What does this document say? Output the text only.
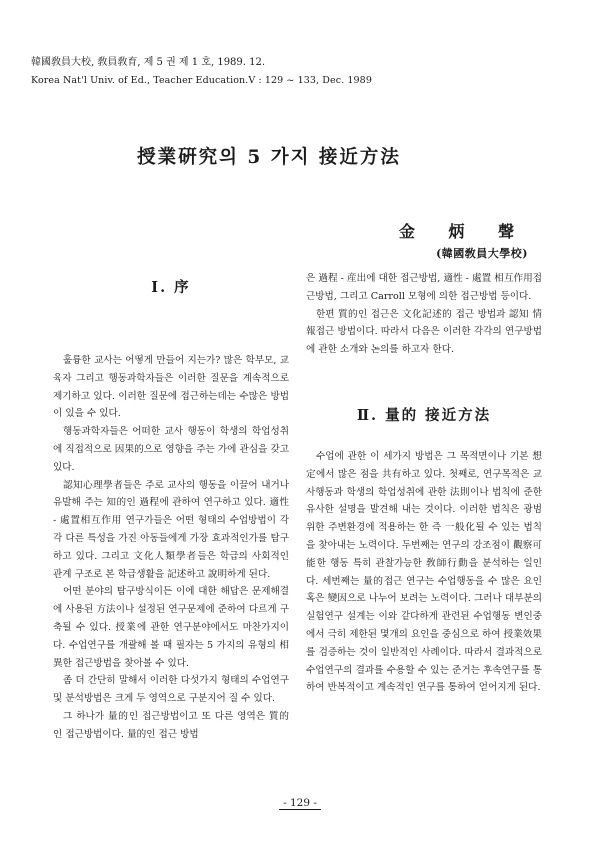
韓國敎員大校, 敎員敎育, 제 5 권 제 1 호, 1989. 12.
Korea Nat'l Univ. of Ed., Teacher Education.Ⅴ : 129 ~ 133, Dec. 1989
授業硏究의 5 가지 接近方法
金 炳 聲
(韓國敎員大學校)
Ⅰ. 序

훌륭한 교사는 어떻게 만들어 지는가? 많은 학부모, 교육자 그리고 행동과학자들은 이러한 질문을 계속적으로 제기하고 있다. 이러한 질문에 접근하는데는 수많은 방법이 있을 수 있다.

행동과학자들은 어떠한 교사 행동이 학생의 학업성취에 직접적으로 因果的으로 영향을 주는 가에 관심을 갖고 있다.

認知心理學者들은 주로 교사의 행동을 이끌어 내거나 유발해 주는 知的인 過程에 관하여 연구하고 있다. 適性 - 處置相互作用 연구가들은 어떤 형태의 수업방법이 각각 다른 특성을 가진 아동들에게 가장 효과적인가를 탐구하고 있다. 그리고 文化人類學者들은 학급의 사회적인 관계 구조로 본 학급생활을 記述하고 說明하게 된다.

어떤 분야의 탐구방식이든 이에 대한 해답은 문제해결에 사용된 方法이나 설정된 연구문제에 준하여 다르게 구축될 수 있다. 授業에 관한 연구분야에서도 마찬가지이다. 수업연구를 개괄해 볼 때 필자는 5 가지의 유형의 相異한 접근방법을 찾아볼 수 있다.

좀 더 간단히 말해서 이러한 다섯가지 형태의 수업연구 및 분석방법은 크게 두 영역으로 구분지어 질 수 있다.

그 하나가 量的인 접근방법이고 또 다른 영역은 質的인 접근방법이다. 量的인 접근 방법

은 過程 - 産出에 대한 접근방법, 適性 - 處置 相互作用접근방법, 그리고 Carroll 모형에 의한 접근방법 등이다.

한편 質的인 접근은 文化記述的 접근 방법과 認知 情報접근 방법이다. 따라서 다음은 이러한 각각의 연구방법에 관한 소개와 논의를 하고자 한다.

Ⅱ. 量的 接近方法

수업에 관한 이 세가지 방법은 그 목적면이나 기본 想定에서 많은 점을 共有하고 있다. 첫째로, 연구목적은 교사행동과 학생의 학업성취에 관한 法則이나 법칙에 준한 유사한 설명을 발견해 내는 것이다. 이러한 법칙은 광범위한 주변환경에 적용하는 한 즉 一般化될 수 있는 법칙을 찾아내는 노력이다. 두번째는 연구의 강조점이 觀察可能한 행동 특히 관찰가능한 敎師行動을 분석하는 일인다. 세번째는 量的접근 연구는 수업행동을 수 많은 요인 혹은 變因으로 나누어 보려는 노력이다. 그러나 대부분의 실험연구 설계는 이와 같다하게 관련된 수업행동 변인중에서 극히 제한된 몇개의 요인을 중심으로 하여 授業效果를 검증하는 것이 일반적인 사례이다. 따라서 결과적으로 수업연구의 결과를 수용할 수 있는 준거는 후속연구를 통하여 반복적이고 계속적인 연구를 통하여 얻어지게 된다.

- 129 -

---------------

**EXERCISE DETAILS**. Without the pictures, retype the whole of the material above exactly.

**WRITTEN SOLUTION**.
What does this document say? Output the text only.
韓國敎員大校, 敎員敎育, 제 5 권 제 1 호, 1989. 12.
Korea Nat'l Univ. of Ed., Teacher Education.Ⅴ : 129 ~ 133, Dec. 1989
授業硏究의 5 가지 接近方法
金 炳 聲
(韓國敎員大學校)
Ⅰ. 序

훌륭한 교사는 어떻게 만들어 지는가? 많은 학부모, 교육자 그리고 행동과학자들은 이러한 질문을 계속적으로 제기하고 있다. 이러한 질문에 접근하는데는 수많은 방법이 있을 수 있다.

행동과학자들은 어떠한 교사 행동이 학생의 학업성취에 직접적으로 因果的으로 영향을 주는 가에 관심을 갖고 있다.

認知心理學者들은 주로 교사의 행동을 이끌어 내거나 유발해 주는 知的인 過程에 관하여 연구하고 있다. 適性 - 處置相互作用 연구가들은 어떤 형태의 수업방법이 각각 다른 특성을 가진 아동들에게 가장 효과적인가를 탐구하고 있다. 그리고 文化人類學者들은 학급의 사회적인 관계 구조로 본 학급생활을 記述하고 說明하게 된다.

어떤 분야의 탐구방식이든 이에 대한 해답은 문제해결에 사용된 方法이나 설정된 연구문제에 준하여 다르게 구축될 수 있다. 授業에 관한 연구분야에서도 마찬가지이다. 수업연구를 개괄해 볼 때 필자는 5 가지의 유형의 相異한 접근방법을 찾아볼 수 있다.

좀 더 간단히 말해서 이러한 다섯가지 형태의 수업연구 및 분석방법은 크게 두 영역으로 구분지어 질 수 있다.

그 하나가 量的인 접근방법이고 또 다른 영역은 質的인 접근방법이다. 量的인 접근 방법

은 過程 - 産出에 대한 접근방법, 適性 - 處置 相互作用접근방법, 그리고 Carroll 모형에 의한 접근방법 등이다.

한편 質的인 접근은 文化記述的 접근 방법과 認知 情報접근 방법이다. 따라서 다음은 이러한 각각의 연구방법에 관한 소개와 논의를 하고자 한다.

Ⅱ. 量的 接近方法

수업에 관한 이 세가지 방법은 그 목적면이나 기본 想定에서 많은 점을 共有하고 있다. 첫째로, 연구목적은 교사행동과 학생의 학업성취에 관한 法則이나 법칙에 준한 유사한 설명을 발견해 내는 것이다. 이러한 법칙은 광범위한 주변환경에 적용하는 한 즉 一般化될 수 있는 법칙을 찾아내는 노력이다. 두번째는 연구의 강조점이 觀察可能한 행동 특히 관찰가능한 敎師行動을 분석하는 일인다. 세번째는 量的접근 연구는 수업행동을 수 많은 요인 혹은 變因으로 나누어 보려는 노력이다. 그러나 대부분의 실험연구 설계는 이와 같다하게 관련된 수업행동 변인중에서 극히 제한된 몇개의 요인을 중심으로 하여 授業效果를 검증하는 것이 일반적인 사례이다. 따라서 결과적으로 수업연구의 결과를 수용할 수 있는 준거는 후속연구를 통하여 반복적이고 계속적인 연구를 통하여 얻어지게 된다.

- 129 -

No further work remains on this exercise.